> **The request**
Every line in the listing is to be echoed verbatim.

> **Listing**
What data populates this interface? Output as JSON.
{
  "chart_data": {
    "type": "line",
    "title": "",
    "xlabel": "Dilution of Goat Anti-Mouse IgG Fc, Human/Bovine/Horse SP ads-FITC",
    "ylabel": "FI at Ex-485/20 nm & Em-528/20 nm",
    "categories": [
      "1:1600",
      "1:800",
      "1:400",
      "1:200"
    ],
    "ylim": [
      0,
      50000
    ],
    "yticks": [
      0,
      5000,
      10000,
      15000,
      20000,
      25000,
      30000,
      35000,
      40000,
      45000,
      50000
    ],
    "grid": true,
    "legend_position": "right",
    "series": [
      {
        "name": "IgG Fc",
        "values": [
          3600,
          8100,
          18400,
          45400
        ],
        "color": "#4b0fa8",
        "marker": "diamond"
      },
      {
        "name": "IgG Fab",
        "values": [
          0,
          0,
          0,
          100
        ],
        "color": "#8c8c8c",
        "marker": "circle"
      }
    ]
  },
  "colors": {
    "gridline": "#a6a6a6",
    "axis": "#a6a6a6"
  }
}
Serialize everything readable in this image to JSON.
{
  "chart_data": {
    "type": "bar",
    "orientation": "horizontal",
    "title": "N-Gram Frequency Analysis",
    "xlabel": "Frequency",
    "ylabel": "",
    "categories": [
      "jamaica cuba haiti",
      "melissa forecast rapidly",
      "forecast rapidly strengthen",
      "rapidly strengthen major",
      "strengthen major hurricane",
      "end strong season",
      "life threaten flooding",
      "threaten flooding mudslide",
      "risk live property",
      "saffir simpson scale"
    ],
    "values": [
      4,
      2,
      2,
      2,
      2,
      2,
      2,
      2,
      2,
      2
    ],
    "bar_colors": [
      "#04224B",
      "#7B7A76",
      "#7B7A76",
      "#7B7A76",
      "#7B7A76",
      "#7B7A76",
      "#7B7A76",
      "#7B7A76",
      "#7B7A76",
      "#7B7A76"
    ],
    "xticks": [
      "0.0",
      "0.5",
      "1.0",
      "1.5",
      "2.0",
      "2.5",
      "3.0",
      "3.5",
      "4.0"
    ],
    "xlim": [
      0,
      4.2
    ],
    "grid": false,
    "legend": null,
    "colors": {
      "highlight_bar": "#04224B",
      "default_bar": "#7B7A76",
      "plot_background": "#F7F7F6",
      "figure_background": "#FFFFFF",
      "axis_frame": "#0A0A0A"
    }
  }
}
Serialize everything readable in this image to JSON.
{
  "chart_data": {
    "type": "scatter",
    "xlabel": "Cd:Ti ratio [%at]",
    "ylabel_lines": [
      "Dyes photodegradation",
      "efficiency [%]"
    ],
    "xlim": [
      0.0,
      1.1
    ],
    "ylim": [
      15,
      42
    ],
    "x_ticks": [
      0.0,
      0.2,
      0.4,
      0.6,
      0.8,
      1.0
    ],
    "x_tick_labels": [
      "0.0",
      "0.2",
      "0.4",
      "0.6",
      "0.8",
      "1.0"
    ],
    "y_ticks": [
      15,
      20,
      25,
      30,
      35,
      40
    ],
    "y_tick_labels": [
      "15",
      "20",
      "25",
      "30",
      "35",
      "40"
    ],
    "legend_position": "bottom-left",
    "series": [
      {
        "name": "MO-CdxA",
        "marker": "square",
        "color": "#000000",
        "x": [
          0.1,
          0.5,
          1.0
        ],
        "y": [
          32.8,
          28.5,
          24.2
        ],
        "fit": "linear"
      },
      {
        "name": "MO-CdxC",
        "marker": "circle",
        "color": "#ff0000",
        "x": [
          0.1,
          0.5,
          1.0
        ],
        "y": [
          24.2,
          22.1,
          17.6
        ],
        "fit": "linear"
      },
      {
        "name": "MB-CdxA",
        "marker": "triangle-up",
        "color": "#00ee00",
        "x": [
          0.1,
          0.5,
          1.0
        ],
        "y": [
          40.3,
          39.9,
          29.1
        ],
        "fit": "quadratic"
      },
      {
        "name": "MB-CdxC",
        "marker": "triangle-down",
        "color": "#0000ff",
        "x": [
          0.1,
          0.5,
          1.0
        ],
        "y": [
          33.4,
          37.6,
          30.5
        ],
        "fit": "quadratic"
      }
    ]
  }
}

> **Answer to the exercise**
What data populates this interface? Output as JSON.
{
  "chart_data": {
    "type": "line",
    "title": "",
    "xlabel": "Dilution of Goat Anti-Mouse IgG Fc, Human/Bovine/Horse SP ads-FITC",
    "ylabel": "FI at Ex-485/20 nm & Em-528/20 nm",
    "categories": [
      "1:1600",
      "1:800",
      "1:400",
      "1:200"
    ],
    "ylim": [
      0,
      50000
    ],
    "yticks": [
      0,
      5000,
      10000,
      15000,
      20000,
      25000,
      30000,
      35000,
      40000,
      45000,
      50000
    ],
    "grid": true,
    "legend_position": "right",
    "series": [
      {
        "name": "IgG Fc",
        "values": [
          3600,
          8100,
          18400,
          45400
        ],
        "color": "#4b0fa8",
        "marker": "diamond"
      },
      {
        "name": "IgG Fab",
        "values": [
          0,
          0,
          0,
          100
        ],
        "color": "#8c8c8c",
        "marker": "circle"
      }
    ]
  },
  "colors": {
    "gridline": "#a6a6a6",
    "axis": "#a6a6a6"
  }
}
Serialize everything readable in this image to JSON.
{
  "chart_data": {
    "type": "bar",
    "orientation": "horizontal",
    "title": "N-Gram Frequency Analysis",
    "xlabel": "Frequency",
    "ylabel": "",
    "categories": [
      "jamaica cuba haiti",
      "melissa forecast rapidly",
      "forecast rapidly strengthen",
      "rapidly strengthen major",
      "strengthen major hurricane",
      "end strong season",
      "life threaten flooding",
      "threaten flooding mudslide",
      "risk live property",
      "saffir simpson scale"
    ],
    "values": [
      4,
      2,
      2,
      2,
      2,
      2,
      2,
      2,
      2,
      2
    ],
    "bar_colors": [
      "#04224B",
      "#7B7A76",
      "#7B7A76",
      "#7B7A76",
      "#7B7A76",
      "#7B7A76",
      "#7B7A76",
      "#7B7A76",
      "#7B7A76",
      "#7B7A76"
    ],
    "xticks": [
      "0.0",
      "0.5",
      "1.0",
      "1.5",
      "2.0",
      "2.5",
      "3.0",
      "3.5",
      "4.0"
    ],
    "xlim": [
      0,
      4.2
    ],
    "grid": false,
    "legend": null,
    "colors": {
      "highlight_bar": "#04224B",
      "default_bar": "#7B7A76",
      "plot_background": "#F7F7F6",
      "figure_background": "#FFFFFF",
      "axis_frame": "#0A0A0A"
    }
  }
}
Serialize everything readable in this image to JSON.
{
  "chart_data": {
    "type": "scatter",
    "xlabel": "Cd:Ti ratio [%at]",
    "ylabel_lines": [
      "Dyes photodegradation",
      "efficiency [%]"
    ],
    "xlim": [
      0.0,
      1.1
    ],
    "ylim": [
      15,
      42
    ],
    "x_ticks": [
      0.0,
      0.2,
      0.4,
      0.6,
      0.8,
      1.0
    ],
    "x_tick_labels": [
      "0.0",
      "0.2",
      "0.4",
      "0.6",
      "0.8",
      "1.0"
    ],
    "y_ticks": [
      15,
      20,
      25,
      30,
      35,
      40
    ],
    "y_tick_labels": [
      "15",
      "20",
      "25",
      "30",
      "35",
      "40"
    ],
    "legend_position": "bottom-left",
    "series": [
      {
        "name": "MO-CdxA",
        "marker": "square",
        "color": "#000000",
        "x": [
          0.1,
          0.5,
          1.0
        ],
        "y": [
          32.8,
          28.5,
          24.2
        ],
        "fit": "linear"
      },
      {
        "name": "MO-CdxC",
        "marker": "circle",
        "color": "#ff0000",
        "x": [
          0.1,
          0.5,
          1.0
        ],
        "y": [
          24.2,
          22.1,
          17.6
        ],
        "fit": "linear"
      },
      {
        "name": "MB-CdxA",
        "marker": "triangle-up",
        "color": "#00ee00",
        "x": [
          0.1,
          0.5,
          1.0
        ],
        "y": [
          40.3,
          39.9,
          29.1
        ],
        "fit": "quadratic"
      },
      {
        "name": "MB-CdxC",
        "marker": "triangle-down",
        "color": "#0000ff",
        "x": [
          0.1,
          0.5,
          1.0
        ],
        "y": [
          33.4,
          37.6,
          30.5
        ],
        "fit": "quadratic"
      }
    ]
  }
}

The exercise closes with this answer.